- [TAREAS]
A – Extrae del fragmento sobre el cine de David Lynch todo el pasaje que va desde "Producida en el" hasta "hombre elefante (1980).".
B – Según el fragmento sobre el cine de David Lynch, ¿en qué año se produjo Mullholland Drive?
C – Enumera todas las películas que el fragmento sobre el cine de David Lynch menciona seguidas de un año entre paréntesis, indicando ese año junto a cada una.
------ FRAGMENTO DEL DOCUMENTO ------
Producida en el año 2001, Mullholland Drive es la continuación de la peculiar exploración de la América profunda de David Lynch tras el paréntesis de Una historia verdadera (1999) —como ese buceador sin escafandra que toma una bocanada de aire para volver a sumergirse—, emocionante película que, a pesar de las evidentes conexiones con el cine clásico estadounidense que toda la crítica se apresuró a destacar, no dejaba de ser un film de Lynch, cosa que poca parte de esa crítica mencionó, que recuperaba la mirada tierna de la exquisita El hombre elefante (1980).

Ya desde los tiempos de Cabeza borradora (1977) aparece David Lynch como un cineasta más interesado en la creación de ambientes (malsanos) que en la construcción de historias con presentación, nudo y desenlace, pero no siempre ha sabido plasmarlo de modo certero. De hecho, desde la aparición de Terciopelo azul (1986), considerada su obra maestra y película que le convierte en lo que se conoce como "cineasta de culto", su cine entra en decadencia y se convierte en burda autoparodia sucesivamente reflejada en Corazón salvaje (1990), Twin Peaks, camina con fuego (1992) y Carretera perdida (1997), y sólo parcialmente mitigada por la primera media hora de esta última (que contiene el germen de Mullholland Drive) y los dos primeros capítulos de Twin Peaks en su formato televisivo. El difícil camino escogido por Lynch, se diría que tortuoso, suerte de flagelación, sin embargo, es camino sin retorno, a sabiendas de que el que una vez acierte no significa que la siguiente lo vaya a hacer, sin que esto suponga merma para su impulso, que parece no ceder. En otras palabras, que la obra de Lynch supone un todo indivisible en la que —como en tantos otros artistas— tanto aciertos como errores, descubrimientos y deslices, forman parte de una personalidad creativa que se alimenta de ambos por igual o, mejor, está conformada por ambos, resultando inconcebibles unos sin los otros (y viceversa).
------ REGISTROS PROPORCIONADOS ------
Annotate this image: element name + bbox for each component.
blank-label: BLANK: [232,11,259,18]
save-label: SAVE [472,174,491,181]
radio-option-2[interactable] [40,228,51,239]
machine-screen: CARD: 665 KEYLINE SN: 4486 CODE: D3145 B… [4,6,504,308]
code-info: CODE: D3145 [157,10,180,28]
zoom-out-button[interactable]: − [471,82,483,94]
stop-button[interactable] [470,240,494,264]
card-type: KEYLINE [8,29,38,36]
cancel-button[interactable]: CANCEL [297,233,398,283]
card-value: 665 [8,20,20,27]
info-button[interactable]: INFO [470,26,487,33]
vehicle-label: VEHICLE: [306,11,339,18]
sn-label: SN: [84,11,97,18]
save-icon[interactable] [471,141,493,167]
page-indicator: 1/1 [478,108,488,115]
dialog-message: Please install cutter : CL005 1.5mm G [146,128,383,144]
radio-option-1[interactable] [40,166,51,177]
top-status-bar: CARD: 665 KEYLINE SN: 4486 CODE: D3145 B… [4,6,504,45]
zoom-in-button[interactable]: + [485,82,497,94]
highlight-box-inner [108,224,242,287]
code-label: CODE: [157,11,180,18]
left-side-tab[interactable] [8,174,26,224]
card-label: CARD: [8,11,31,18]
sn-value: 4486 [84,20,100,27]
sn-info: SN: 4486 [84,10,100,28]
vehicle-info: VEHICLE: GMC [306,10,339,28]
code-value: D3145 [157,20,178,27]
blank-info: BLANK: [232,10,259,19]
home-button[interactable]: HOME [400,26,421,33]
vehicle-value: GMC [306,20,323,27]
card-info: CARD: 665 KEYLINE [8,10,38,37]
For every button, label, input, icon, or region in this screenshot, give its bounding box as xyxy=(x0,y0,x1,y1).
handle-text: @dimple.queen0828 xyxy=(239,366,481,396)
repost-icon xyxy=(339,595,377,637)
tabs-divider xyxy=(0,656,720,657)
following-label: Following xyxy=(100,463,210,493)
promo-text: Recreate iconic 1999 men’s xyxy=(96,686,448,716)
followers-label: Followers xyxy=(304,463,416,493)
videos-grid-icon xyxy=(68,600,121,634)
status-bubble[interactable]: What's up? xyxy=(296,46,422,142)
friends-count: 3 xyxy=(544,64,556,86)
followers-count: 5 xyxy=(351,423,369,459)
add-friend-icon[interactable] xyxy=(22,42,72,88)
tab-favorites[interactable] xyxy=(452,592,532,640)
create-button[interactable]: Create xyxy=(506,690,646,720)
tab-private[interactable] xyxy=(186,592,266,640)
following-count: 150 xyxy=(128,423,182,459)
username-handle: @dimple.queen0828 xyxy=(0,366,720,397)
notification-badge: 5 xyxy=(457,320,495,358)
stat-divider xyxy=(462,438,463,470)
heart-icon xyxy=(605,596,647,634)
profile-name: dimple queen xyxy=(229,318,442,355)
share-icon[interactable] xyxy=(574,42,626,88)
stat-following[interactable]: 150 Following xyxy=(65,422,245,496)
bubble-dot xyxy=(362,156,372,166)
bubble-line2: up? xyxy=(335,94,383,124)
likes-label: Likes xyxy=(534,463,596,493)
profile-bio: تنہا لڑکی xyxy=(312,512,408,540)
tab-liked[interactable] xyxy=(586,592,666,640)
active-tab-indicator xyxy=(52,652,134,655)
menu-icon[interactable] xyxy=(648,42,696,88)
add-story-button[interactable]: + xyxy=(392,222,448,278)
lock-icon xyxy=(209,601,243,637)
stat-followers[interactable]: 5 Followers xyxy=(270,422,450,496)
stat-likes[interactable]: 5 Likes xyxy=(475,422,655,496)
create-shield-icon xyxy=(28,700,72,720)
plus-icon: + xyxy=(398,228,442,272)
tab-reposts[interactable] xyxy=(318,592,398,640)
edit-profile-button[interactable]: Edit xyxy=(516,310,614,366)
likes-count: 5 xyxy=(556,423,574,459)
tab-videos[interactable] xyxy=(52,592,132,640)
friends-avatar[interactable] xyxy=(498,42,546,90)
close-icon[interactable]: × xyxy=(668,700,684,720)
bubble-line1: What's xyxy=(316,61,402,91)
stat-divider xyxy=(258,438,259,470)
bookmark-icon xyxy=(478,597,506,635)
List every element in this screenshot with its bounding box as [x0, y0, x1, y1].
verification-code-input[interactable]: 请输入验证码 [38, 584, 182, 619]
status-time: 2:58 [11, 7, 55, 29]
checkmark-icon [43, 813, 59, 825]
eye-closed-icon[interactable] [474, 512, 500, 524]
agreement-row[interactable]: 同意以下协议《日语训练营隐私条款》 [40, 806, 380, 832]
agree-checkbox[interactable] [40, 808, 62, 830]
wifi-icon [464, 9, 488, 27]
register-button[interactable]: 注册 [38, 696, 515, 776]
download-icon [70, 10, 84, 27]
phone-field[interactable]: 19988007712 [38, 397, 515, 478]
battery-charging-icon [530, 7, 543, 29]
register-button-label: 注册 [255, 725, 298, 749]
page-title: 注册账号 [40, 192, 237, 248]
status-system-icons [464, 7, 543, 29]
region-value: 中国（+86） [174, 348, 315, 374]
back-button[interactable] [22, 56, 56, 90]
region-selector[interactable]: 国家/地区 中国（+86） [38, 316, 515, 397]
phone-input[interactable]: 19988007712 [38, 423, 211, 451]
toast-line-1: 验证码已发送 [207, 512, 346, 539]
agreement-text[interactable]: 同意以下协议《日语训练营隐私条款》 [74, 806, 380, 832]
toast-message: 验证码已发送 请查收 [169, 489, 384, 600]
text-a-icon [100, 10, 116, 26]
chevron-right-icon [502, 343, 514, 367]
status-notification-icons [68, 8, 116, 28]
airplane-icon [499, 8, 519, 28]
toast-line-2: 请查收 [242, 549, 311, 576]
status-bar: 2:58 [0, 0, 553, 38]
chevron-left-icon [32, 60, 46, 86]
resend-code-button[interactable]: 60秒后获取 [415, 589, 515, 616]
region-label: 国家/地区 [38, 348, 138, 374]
------
- [RESPUESTAS ESPERADAS]
A –
Producida en el año 2001, Mullholland Drive es la continuación de la peculiar exploración de la América profunda de David Lynch tras el paréntesis de Una historia verdadera (1999) —como ese buceador sin escafandra que toma una bocanada de aire para volver a sumergirse—, emocionante película que, a pesar de las evidentes conexiones con el cine clásico estadounidense que toda la crítica se apresuró a destacar, no dejaba de ser un film de Lynch, cosa que poca parte de esa crítica mencionó, que recuperaba la mirada tierna de la exquisita El hombre elefante (1980).

B – En 2001.

C –
Una historia verdadera (1999)
El hombre elefante (1980)
Cabeza borradora (1977)
Terciopelo azul (1986)
Corazón salvaje (1990)
Twin Peaks, camina con fuego (1992)
Carretera perdida (1997)